| Written task |
Reproduce all of the data exactly, with no line skipped.

| Excerpted records |
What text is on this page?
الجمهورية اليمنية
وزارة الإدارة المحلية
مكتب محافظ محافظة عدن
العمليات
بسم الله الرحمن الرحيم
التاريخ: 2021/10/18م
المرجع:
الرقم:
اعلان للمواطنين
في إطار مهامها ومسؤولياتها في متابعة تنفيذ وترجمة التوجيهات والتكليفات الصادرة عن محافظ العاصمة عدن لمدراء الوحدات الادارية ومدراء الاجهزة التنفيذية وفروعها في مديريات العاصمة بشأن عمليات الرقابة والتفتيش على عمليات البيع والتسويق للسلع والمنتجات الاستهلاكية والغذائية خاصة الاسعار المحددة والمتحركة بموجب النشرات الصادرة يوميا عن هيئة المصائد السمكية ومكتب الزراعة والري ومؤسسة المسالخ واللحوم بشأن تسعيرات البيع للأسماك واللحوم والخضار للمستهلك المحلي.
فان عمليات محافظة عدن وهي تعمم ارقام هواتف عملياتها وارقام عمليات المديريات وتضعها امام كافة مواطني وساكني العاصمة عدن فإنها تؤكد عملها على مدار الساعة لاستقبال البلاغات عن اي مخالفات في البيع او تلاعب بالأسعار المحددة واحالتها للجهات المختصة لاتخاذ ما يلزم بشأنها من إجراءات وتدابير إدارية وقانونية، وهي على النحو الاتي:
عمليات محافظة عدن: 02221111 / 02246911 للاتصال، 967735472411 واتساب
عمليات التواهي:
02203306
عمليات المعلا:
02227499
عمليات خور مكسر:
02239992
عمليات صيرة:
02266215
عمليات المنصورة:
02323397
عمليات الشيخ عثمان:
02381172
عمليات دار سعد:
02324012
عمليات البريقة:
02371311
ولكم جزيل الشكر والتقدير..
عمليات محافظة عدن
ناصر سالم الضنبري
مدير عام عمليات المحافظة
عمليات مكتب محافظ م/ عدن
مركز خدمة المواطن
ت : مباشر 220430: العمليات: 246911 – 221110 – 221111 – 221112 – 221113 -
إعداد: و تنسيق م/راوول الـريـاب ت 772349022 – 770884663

| Solution |
What text is on this page?
الجمهورية اليمنية
وزارة الإدارة المحلية
مكتب محافظ محافظة عدن
العمليات
بسم الله الرحمن الرحيم
التاريخ: 2021/10/18م
المرجع:
الرقم:
اعلان للمواطنين
في إطار مهامها ومسؤولياتها في متابعة تنفيذ وترجمة التوجيهات والتكليفات الصادرة عن محافظ العاصمة عدن لمدراء الوحدات الادارية ومدراء الاجهزة التنفيذية وفروعها في مديريات العاصمة بشأن عمليات الرقابة والتفتيش على عمليات البيع والتسويق للسلع والمنتجات الاستهلاكية والغذائية خاصة الاسعار المحددة والمتحركة بموجب النشرات الصادرة يوميا عن هيئة المصائد السمكية ومكتب الزراعة والري ومؤسسة المسالخ واللحوم بشأن تسعيرات البيع للأسماك واللحوم والخضار للمستهلك المحلي.
فان عمليات محافظة عدن وهي تعمم ارقام هواتف عملياتها وارقام عمليات المديريات وتضعها امام كافة مواطني وساكني العاصمة عدن فإنها تؤكد عملها على مدار الساعة لاستقبال البلاغات عن اي مخالفات في البيع او تلاعب بالأسعار المحددة واحالتها للجهات المختصة لاتخاذ ما يلزم بشأنها من إجراءات وتدابير إدارية وقانونية، وهي على النحو الاتي:
عمليات محافظة عدن: 02221111 / 02246911 للاتصال، 967735472411 واتساب
عمليات التواهي:
02203306
عمليات المعلا:
02227499
عمليات خور مكسر:
02239992
عمليات صيرة:
02266215
عمليات المنصورة:
02323397
عمليات الشيخ عثمان:
02381172
عمليات دار سعد:
02324012
عمليات البريقة:
02371311
ولكم جزيل الشكر والتقدير..
عمليات محافظة عدن
ناصر سالم الضنبري
مدير عام عمليات المحافظة
عمليات مكتب محافظ م/ عدن
مركز خدمة المواطن
ت : مباشر 220430: العمليات: 246911 – 221110 – 221111 – 221112 – 221113 -
إعداد: و تنسيق م/راوول الـريـاب ت 772349022 – 770884663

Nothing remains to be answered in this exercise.